**SELECTED EXTRACT**
-- Begin --

BookCustody Fundamentals

Section I: Cryptographic Foundations

5 min read

The Custody Paradigm Shift

Cryptocurrency fundamentally transforms value into information. This shift eliminates the need for physical trucks and armored vaults but creates a new reality: keys equal control. If a party can authorize a transaction, they effectively own the asset, creating new opportunities for self-sovereignty and different categories of risk. Custody can exist entirely in memory. A 12-word mnemonic can hold millions of dollars with no physical footprint. For refugees or anyone living under hostile or bad faith governments, this enables value to cross borders in someone's head, resist confiscation, evade capital controls, and be reconstructed anywhere with an internet connection.

This capability comes with corresponding responsibility. Whether for individuals or institutions, the shift from physical to informational value creates new failure modes. One forgotten passphrase or compromised backup can mean permanent loss. Sophisticated custody operations become a discipline of minimizing online exposure, implementing tested recovery procedures, and ensuring provable operations. The implications are clear: transactions are irreversible, and most losses stem from operational lapses rather than cryptographic vulnerabilities. To see how control is enforced in practice, we start with keys, addresses, and signatures.

Public Keys, Private Keys, and Digital Signatures

Elliptic Curve Cryptography3D Interactive
Scroll to zoom Drag to rotate Right-drag to pan

At the heart of custody lies a fundamental cryptographic relationship: public keys and private keys. Think of this as a mathematical lock-and-key system where the lock (public key) can be shared freely, but only the corresponding key (private key) can unlock it.

-- End --

**INFORMATION PROVIDED**
-- Begin --

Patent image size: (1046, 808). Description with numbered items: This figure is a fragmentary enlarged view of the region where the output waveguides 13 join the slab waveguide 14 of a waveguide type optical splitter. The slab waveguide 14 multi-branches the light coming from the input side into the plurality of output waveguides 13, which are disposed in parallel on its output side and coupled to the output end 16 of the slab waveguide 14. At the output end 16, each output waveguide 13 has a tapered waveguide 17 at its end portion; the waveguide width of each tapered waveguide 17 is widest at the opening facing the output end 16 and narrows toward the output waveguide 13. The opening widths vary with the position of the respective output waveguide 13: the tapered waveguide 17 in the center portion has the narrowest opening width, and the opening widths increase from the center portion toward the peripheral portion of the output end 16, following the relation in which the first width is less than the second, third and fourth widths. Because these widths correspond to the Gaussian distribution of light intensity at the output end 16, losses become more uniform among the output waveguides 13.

-- End --

**THE PROBLEM**
Copy the stretch of the custody text above from "At the heart" through "can unlock it." word for word.

**THE RESPONSE**
At the heart of custody lies a fundamental cryptographic relationship: public keys and private keys. Think of this as a mathematical lock-and-key system where the lock (public key) can be shared freely, but only the corresponding key (private key) can unlock it.